WHAT THE TASK ASKS
Lift out all lines below that contain "this".
--- Begin RECORDS SHOWN ---
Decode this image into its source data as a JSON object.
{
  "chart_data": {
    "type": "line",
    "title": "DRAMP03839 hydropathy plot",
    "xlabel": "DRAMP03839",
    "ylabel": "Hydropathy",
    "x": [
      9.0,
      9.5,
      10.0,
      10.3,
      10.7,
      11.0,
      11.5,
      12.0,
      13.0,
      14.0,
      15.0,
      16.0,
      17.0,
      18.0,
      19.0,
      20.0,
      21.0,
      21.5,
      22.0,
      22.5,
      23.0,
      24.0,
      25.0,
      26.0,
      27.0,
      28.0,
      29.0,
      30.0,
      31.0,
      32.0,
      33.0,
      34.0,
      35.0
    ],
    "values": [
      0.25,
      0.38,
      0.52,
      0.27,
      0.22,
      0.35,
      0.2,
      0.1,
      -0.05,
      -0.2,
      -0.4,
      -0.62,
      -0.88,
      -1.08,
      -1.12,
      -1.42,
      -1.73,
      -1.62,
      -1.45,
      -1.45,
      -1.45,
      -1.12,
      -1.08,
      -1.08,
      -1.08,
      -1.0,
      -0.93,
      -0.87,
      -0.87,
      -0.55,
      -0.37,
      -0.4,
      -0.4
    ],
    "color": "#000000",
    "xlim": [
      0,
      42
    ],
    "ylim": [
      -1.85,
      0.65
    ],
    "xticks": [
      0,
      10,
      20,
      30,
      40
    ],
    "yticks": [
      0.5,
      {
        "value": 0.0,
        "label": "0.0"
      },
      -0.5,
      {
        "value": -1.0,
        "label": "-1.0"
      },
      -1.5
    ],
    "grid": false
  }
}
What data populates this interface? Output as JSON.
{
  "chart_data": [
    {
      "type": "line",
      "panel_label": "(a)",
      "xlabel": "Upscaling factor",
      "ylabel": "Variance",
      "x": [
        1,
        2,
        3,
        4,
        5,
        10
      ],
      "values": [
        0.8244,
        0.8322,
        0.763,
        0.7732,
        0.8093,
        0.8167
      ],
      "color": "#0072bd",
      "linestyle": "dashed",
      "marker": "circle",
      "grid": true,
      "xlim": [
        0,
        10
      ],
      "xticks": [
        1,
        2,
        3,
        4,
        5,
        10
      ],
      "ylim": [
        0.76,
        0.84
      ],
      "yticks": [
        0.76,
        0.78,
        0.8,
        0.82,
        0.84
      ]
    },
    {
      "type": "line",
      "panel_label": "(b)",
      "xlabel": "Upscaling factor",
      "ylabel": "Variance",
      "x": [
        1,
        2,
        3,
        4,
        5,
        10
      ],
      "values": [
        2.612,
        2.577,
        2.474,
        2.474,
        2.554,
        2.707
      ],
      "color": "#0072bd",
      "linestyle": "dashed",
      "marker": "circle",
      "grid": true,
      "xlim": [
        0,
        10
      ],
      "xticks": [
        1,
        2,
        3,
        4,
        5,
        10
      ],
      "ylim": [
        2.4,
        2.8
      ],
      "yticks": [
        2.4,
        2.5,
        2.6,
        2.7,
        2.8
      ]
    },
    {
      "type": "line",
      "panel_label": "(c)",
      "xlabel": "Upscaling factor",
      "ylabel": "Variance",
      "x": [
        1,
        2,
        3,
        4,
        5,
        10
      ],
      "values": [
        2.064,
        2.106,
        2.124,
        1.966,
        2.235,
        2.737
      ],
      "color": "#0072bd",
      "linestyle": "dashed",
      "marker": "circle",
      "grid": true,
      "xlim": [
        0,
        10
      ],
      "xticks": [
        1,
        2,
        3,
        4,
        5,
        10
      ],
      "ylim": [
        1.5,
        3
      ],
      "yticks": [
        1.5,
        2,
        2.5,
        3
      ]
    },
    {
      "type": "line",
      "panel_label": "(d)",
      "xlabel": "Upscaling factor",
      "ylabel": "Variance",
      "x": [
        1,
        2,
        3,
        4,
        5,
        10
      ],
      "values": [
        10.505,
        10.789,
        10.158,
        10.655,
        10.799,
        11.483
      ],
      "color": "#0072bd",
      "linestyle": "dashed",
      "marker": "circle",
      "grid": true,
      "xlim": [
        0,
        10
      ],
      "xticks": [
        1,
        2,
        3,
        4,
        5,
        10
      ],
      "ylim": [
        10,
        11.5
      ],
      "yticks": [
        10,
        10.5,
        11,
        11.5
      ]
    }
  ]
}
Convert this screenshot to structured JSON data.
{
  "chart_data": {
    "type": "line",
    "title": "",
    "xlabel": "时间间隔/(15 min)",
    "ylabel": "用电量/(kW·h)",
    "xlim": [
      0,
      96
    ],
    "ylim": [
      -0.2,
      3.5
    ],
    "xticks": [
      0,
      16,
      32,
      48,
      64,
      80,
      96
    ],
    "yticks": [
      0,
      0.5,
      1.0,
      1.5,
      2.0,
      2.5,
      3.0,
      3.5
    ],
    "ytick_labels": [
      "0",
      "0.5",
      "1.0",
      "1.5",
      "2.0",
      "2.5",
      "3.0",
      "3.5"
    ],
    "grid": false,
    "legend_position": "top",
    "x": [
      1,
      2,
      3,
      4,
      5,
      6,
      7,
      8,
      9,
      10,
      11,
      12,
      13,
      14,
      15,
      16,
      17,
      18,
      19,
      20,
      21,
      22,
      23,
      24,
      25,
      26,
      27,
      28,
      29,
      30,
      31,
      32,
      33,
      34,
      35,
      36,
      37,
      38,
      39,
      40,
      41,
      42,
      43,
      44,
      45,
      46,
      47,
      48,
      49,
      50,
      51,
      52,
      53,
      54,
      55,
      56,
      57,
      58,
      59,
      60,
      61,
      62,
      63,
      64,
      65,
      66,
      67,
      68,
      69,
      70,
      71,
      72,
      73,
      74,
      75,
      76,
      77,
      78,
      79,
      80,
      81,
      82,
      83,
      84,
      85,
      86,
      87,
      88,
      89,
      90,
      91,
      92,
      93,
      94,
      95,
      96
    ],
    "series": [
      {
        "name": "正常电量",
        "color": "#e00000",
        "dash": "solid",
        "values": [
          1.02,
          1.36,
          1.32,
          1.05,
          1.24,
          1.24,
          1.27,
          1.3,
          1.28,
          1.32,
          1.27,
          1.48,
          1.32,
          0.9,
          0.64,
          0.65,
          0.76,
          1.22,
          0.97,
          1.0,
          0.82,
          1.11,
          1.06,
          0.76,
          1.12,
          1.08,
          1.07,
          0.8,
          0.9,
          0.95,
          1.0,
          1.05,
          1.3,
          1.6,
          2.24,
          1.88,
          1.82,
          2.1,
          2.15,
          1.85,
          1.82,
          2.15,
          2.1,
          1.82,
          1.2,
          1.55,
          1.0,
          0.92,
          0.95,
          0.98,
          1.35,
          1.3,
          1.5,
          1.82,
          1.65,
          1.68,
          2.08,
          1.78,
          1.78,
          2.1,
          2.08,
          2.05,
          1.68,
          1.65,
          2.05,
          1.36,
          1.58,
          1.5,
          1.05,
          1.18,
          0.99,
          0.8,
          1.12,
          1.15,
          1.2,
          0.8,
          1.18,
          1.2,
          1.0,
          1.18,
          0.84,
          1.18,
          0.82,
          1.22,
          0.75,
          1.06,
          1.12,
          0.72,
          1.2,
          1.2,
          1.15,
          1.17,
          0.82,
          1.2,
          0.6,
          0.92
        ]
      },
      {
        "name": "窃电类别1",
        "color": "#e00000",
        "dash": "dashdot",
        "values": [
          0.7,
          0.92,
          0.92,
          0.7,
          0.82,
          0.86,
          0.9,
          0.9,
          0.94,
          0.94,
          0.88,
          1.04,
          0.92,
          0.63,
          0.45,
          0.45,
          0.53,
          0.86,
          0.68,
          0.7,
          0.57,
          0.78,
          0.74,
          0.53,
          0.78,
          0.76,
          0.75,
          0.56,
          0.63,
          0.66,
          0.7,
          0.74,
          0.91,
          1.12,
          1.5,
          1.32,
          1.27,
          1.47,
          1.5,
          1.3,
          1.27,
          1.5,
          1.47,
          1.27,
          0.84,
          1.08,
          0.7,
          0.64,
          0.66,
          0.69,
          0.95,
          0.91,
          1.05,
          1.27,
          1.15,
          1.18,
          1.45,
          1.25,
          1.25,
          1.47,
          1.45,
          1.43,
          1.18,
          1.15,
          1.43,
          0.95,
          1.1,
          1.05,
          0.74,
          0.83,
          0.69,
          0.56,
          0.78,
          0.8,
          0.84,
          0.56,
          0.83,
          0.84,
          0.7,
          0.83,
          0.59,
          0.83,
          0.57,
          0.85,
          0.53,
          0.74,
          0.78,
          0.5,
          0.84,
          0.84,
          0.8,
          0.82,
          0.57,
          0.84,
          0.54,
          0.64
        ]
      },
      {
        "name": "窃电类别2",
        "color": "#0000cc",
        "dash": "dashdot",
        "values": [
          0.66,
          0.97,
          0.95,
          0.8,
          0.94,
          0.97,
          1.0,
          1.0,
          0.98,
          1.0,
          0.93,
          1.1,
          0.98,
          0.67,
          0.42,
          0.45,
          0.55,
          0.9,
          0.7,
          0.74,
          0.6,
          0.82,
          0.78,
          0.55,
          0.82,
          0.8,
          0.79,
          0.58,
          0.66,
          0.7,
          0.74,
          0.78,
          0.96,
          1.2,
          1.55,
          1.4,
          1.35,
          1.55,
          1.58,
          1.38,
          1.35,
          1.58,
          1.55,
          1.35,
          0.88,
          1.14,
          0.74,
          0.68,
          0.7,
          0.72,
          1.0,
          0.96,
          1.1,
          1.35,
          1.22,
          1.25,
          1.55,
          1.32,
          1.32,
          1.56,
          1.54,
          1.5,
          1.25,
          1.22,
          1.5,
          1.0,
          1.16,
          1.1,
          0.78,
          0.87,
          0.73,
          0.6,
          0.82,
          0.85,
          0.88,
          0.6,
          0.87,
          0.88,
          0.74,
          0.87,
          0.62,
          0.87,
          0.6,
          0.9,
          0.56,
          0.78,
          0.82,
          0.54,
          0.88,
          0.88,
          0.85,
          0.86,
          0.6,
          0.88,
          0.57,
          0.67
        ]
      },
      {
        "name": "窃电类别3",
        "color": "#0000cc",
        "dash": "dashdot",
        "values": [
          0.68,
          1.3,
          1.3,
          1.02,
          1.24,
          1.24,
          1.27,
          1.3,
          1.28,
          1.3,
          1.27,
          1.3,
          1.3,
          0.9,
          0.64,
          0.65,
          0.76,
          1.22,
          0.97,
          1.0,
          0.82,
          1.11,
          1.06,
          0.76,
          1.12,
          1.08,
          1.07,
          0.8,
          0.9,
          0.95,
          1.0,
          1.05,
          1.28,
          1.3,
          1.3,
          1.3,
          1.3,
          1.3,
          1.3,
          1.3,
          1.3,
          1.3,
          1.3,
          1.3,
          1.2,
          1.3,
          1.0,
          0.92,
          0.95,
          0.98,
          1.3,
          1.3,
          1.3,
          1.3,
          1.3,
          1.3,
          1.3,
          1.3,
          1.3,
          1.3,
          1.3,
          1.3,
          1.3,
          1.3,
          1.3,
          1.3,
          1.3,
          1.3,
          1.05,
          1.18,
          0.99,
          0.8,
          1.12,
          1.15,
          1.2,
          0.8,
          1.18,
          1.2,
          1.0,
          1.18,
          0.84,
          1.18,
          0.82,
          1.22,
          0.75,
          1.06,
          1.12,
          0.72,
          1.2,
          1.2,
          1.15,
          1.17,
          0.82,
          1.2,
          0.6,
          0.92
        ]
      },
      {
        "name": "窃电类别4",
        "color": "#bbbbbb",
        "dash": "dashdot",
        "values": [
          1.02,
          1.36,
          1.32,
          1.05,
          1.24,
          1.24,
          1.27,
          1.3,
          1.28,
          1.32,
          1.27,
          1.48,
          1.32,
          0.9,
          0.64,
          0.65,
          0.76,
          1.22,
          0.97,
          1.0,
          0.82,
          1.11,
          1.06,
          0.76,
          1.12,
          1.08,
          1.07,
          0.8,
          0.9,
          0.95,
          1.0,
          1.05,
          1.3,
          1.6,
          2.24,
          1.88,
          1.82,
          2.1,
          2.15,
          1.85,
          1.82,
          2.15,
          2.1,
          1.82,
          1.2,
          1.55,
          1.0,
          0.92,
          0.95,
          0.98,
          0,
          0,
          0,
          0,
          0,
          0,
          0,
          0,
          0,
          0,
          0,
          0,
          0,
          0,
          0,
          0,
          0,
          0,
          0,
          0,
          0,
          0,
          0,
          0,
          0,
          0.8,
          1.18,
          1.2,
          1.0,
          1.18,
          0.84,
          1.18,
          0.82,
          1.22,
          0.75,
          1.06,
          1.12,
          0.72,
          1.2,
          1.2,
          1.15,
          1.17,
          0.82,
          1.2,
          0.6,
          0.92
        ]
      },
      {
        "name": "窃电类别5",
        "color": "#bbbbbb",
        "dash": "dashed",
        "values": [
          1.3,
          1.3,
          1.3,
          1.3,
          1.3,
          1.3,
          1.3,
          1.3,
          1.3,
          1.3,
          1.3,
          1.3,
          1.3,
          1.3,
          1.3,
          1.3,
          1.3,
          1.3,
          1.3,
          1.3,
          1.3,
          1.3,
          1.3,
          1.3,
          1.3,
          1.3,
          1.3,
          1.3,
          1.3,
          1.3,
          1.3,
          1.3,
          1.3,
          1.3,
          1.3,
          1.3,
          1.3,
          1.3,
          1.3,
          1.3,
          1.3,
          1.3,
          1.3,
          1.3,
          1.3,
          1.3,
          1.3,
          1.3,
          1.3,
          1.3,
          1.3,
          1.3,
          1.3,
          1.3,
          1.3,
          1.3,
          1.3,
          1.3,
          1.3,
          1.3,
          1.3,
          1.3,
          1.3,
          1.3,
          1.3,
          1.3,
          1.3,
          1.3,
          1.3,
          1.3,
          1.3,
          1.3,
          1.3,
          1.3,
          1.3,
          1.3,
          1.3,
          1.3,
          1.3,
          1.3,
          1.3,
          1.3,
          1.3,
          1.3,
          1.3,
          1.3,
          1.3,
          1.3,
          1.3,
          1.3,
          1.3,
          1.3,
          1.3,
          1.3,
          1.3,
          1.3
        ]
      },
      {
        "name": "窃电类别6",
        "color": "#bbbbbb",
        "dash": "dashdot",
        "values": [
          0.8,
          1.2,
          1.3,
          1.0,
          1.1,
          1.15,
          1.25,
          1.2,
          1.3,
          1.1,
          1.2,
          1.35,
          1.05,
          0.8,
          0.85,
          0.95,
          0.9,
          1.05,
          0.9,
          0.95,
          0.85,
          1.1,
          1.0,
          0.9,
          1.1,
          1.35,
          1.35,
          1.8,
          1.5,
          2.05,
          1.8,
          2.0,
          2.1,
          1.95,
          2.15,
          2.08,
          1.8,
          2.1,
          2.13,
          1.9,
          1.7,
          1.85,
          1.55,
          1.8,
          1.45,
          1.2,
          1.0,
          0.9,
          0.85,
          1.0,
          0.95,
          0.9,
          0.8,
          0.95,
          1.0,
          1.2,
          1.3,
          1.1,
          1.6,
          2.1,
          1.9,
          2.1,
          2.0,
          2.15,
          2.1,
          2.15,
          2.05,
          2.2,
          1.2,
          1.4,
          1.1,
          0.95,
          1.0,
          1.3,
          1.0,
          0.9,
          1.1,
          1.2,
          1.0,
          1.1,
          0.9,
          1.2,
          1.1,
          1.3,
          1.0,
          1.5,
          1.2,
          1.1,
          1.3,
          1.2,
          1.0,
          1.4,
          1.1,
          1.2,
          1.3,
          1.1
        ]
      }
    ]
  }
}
--- End RECORDS SHOWN ---
THE RESULT
Decode this image into its source data as a JSON object.
What data populates this interface? Output as JSON.
Convert this screenshot to structured JSON data.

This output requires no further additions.